**Instruction:** Write out each line from the data below that includes the word "SCRAP".

(Collected data entries)
== == ==
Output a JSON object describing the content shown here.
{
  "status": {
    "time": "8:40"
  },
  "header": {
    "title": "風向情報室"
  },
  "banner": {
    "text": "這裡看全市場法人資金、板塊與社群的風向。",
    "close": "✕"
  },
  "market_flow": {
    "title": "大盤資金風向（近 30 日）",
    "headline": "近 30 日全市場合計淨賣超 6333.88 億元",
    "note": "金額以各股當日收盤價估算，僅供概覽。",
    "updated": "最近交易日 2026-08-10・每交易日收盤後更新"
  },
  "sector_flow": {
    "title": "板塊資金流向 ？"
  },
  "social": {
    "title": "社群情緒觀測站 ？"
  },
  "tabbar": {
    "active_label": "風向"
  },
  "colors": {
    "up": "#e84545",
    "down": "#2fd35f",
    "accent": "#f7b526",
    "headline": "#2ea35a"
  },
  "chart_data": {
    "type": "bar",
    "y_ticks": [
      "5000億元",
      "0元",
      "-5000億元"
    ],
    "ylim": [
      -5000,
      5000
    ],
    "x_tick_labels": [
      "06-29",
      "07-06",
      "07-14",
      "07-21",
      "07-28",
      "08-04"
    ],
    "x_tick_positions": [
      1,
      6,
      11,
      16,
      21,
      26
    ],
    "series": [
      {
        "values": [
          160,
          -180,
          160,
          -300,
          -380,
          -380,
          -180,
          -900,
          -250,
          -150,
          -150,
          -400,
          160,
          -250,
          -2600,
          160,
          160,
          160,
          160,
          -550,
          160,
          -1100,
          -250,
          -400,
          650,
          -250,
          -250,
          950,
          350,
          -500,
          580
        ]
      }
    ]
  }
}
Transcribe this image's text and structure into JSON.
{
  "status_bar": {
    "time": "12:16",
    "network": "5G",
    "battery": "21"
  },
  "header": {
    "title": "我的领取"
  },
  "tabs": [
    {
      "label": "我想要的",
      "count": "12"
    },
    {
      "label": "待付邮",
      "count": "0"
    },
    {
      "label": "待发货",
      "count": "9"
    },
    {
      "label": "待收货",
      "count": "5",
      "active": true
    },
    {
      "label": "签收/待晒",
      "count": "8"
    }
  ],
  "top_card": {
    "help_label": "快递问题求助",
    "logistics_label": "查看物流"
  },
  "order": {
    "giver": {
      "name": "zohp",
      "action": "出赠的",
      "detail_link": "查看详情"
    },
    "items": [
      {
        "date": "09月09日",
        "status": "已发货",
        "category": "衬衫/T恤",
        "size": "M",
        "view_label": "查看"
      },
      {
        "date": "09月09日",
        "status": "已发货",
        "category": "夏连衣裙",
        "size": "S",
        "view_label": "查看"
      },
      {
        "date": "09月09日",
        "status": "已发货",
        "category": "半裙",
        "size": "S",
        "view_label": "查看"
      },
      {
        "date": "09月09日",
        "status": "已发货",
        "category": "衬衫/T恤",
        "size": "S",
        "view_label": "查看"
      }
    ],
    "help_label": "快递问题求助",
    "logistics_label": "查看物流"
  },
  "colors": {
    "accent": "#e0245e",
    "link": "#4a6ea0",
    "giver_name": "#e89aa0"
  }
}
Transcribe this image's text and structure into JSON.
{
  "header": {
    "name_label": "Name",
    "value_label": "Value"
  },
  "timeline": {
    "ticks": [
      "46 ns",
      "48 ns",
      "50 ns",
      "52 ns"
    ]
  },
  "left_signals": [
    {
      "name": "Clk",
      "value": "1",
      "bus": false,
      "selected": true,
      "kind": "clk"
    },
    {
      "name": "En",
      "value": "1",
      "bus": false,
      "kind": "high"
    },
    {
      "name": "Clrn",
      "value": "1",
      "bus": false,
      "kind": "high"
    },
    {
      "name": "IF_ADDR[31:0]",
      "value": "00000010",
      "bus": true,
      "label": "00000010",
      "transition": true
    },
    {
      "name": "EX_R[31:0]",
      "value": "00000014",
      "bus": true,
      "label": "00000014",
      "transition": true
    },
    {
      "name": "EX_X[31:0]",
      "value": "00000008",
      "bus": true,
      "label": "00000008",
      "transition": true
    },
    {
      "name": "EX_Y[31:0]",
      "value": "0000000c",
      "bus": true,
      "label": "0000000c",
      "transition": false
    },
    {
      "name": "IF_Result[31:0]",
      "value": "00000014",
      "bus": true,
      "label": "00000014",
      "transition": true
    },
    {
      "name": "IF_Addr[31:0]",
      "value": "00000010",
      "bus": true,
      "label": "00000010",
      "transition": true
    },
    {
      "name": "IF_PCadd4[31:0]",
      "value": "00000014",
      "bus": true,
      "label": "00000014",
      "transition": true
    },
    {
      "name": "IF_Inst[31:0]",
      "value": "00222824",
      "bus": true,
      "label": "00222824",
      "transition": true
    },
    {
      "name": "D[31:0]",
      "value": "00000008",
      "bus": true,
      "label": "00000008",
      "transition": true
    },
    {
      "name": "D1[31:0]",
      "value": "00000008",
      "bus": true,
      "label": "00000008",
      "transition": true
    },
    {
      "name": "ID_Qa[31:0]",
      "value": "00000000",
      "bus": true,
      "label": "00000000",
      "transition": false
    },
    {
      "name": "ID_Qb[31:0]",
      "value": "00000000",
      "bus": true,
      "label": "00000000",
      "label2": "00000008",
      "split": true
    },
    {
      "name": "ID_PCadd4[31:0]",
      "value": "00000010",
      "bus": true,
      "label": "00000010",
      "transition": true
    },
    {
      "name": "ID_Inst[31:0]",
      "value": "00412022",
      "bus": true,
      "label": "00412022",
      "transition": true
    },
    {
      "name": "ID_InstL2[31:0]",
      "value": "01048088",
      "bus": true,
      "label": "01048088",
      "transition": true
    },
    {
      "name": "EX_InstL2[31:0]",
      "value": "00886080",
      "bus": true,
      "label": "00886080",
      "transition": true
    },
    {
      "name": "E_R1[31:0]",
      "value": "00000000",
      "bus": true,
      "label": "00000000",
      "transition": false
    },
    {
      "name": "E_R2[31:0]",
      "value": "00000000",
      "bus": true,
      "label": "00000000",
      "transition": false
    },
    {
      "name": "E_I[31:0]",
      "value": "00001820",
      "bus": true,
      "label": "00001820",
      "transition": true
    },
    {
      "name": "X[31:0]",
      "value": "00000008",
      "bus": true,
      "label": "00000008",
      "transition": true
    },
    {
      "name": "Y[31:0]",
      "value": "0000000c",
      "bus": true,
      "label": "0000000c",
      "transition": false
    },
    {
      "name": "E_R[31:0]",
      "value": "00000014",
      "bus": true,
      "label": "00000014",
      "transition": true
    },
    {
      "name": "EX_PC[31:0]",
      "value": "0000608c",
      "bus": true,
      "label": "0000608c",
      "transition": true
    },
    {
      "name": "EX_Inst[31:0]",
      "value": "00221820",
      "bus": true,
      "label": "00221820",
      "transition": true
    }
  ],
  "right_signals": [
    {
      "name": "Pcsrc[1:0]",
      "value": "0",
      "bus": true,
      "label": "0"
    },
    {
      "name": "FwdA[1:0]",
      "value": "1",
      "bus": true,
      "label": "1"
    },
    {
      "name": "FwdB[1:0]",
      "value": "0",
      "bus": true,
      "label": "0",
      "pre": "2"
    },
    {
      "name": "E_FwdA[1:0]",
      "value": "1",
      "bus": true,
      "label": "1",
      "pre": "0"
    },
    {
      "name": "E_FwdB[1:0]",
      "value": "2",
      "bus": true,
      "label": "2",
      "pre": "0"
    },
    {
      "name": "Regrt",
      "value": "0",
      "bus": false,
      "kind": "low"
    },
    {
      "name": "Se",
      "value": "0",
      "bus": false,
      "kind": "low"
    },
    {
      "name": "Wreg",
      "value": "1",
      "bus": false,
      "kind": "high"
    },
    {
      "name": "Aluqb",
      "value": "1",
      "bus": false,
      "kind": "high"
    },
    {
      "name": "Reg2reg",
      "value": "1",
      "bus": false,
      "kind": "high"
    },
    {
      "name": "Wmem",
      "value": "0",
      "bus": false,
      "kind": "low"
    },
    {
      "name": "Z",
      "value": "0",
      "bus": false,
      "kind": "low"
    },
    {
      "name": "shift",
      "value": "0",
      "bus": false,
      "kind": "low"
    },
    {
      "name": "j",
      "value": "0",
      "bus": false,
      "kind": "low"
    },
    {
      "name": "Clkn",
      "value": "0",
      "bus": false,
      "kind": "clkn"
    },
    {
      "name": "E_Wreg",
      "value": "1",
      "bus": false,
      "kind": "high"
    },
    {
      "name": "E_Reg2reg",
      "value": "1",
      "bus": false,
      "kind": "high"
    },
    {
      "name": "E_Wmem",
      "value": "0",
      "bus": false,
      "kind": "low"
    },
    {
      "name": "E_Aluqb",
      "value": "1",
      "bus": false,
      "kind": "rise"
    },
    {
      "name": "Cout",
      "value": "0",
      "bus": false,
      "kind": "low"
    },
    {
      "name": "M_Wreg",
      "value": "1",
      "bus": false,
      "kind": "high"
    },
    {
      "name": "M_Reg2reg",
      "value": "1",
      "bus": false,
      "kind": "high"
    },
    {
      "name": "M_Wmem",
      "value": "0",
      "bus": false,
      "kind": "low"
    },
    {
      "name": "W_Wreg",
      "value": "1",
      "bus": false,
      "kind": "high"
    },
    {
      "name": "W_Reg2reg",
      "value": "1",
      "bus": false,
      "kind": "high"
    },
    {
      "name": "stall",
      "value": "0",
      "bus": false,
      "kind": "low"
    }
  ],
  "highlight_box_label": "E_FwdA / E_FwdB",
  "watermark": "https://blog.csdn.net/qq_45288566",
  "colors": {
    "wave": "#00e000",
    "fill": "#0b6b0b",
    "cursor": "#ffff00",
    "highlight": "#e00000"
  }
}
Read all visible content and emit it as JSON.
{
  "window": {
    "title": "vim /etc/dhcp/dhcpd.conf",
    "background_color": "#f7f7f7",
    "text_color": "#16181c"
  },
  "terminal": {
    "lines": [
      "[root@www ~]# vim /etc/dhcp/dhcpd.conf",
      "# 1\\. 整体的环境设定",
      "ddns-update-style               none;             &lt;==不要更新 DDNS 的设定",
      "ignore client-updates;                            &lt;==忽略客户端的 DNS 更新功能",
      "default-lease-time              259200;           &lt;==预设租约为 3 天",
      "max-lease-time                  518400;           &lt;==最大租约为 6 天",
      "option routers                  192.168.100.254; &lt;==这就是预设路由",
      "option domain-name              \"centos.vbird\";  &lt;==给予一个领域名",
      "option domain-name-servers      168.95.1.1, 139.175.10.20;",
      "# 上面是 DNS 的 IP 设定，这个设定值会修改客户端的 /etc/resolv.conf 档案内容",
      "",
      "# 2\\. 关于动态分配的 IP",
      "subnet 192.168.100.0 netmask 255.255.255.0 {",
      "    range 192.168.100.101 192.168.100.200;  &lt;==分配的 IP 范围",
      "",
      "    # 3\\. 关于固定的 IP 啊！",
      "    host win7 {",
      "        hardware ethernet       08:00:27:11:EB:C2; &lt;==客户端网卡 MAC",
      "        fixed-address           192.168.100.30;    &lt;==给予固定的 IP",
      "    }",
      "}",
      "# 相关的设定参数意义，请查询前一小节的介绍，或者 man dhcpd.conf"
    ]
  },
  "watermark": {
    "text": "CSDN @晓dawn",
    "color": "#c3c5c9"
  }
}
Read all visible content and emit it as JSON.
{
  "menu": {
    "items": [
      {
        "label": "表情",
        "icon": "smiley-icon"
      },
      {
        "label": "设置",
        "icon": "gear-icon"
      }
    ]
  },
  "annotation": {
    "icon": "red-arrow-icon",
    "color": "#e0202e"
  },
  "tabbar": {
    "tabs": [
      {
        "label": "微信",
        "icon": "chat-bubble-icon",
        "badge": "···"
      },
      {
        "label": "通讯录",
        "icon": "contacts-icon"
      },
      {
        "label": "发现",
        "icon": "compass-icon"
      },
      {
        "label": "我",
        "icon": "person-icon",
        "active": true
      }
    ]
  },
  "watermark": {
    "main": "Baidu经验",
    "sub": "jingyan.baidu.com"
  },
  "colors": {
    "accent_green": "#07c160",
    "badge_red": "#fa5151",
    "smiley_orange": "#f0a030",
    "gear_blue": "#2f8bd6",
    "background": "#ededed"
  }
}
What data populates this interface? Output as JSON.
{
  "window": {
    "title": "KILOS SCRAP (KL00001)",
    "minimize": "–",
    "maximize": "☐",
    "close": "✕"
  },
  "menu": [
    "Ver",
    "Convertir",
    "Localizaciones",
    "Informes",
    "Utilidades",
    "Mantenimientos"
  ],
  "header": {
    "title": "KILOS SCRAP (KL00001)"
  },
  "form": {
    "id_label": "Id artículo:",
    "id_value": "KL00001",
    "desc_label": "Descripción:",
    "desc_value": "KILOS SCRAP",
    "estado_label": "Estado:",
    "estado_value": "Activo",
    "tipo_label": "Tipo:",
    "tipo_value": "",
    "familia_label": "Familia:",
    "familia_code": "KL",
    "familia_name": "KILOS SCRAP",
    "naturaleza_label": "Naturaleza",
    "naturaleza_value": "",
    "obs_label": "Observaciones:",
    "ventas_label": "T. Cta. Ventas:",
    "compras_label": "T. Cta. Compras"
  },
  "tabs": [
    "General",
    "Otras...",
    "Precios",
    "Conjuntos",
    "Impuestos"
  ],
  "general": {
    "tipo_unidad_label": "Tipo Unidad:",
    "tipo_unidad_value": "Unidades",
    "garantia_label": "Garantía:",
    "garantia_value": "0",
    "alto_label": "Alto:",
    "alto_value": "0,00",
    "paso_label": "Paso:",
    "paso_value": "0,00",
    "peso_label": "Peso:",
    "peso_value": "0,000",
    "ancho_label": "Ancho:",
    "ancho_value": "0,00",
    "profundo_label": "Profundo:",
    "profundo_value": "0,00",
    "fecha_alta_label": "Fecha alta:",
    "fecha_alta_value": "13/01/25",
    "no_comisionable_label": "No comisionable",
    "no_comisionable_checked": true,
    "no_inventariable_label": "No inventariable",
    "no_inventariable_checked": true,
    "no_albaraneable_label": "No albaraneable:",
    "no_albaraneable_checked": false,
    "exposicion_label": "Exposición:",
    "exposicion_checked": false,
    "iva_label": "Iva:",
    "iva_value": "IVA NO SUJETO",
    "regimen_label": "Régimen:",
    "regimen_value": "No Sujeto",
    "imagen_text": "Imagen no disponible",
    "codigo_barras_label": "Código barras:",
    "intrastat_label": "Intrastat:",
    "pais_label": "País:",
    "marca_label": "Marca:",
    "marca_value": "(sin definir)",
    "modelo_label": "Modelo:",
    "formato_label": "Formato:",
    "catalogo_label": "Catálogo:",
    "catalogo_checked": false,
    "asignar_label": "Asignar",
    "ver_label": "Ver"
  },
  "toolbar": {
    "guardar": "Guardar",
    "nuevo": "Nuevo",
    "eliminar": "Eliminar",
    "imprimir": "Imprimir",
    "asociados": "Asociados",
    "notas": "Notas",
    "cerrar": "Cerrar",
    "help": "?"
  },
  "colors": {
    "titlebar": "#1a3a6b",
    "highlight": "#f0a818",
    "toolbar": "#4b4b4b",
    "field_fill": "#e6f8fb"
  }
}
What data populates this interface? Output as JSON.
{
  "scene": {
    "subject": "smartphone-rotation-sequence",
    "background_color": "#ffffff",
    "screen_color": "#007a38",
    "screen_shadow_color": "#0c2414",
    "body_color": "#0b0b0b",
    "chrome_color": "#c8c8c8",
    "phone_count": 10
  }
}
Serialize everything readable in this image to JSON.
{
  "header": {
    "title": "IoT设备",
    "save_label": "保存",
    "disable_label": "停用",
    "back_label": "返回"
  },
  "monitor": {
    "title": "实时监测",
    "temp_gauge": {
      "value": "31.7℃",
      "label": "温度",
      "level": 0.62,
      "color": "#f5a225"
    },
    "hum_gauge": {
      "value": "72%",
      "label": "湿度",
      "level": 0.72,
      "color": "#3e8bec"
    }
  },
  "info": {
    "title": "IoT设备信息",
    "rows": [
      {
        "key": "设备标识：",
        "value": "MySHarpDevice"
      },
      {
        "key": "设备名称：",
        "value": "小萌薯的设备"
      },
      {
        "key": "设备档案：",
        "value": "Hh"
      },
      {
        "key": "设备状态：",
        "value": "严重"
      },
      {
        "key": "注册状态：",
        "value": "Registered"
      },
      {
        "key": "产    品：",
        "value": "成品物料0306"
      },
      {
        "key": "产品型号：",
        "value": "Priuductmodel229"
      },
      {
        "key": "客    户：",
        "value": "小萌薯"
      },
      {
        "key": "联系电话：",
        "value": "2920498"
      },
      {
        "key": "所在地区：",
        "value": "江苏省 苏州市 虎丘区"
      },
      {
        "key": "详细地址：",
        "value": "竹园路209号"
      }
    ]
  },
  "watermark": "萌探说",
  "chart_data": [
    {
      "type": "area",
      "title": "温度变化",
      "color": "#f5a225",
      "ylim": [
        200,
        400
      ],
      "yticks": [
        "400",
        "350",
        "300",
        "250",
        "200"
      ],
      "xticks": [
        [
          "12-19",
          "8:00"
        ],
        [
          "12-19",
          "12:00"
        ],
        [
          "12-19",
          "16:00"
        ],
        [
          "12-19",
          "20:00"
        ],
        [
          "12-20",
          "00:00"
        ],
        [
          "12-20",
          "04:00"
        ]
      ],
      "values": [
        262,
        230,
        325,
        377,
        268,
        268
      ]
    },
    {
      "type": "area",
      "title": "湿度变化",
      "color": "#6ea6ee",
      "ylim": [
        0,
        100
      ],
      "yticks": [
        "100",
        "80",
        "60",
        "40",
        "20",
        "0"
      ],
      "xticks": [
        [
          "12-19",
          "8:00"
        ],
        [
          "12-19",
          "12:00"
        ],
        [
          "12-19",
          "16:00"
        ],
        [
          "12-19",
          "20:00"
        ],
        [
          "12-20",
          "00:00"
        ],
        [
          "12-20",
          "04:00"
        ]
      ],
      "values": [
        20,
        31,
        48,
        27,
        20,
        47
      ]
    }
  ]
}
== == ==
**Final result:**
    "title": "KILOS SCRAP (KL00001)",
    "title": "KILOS SCRAP (KL00001)"
    "desc_value": "KILOS SCRAP",
    "familia_name": "KILOS SCRAP",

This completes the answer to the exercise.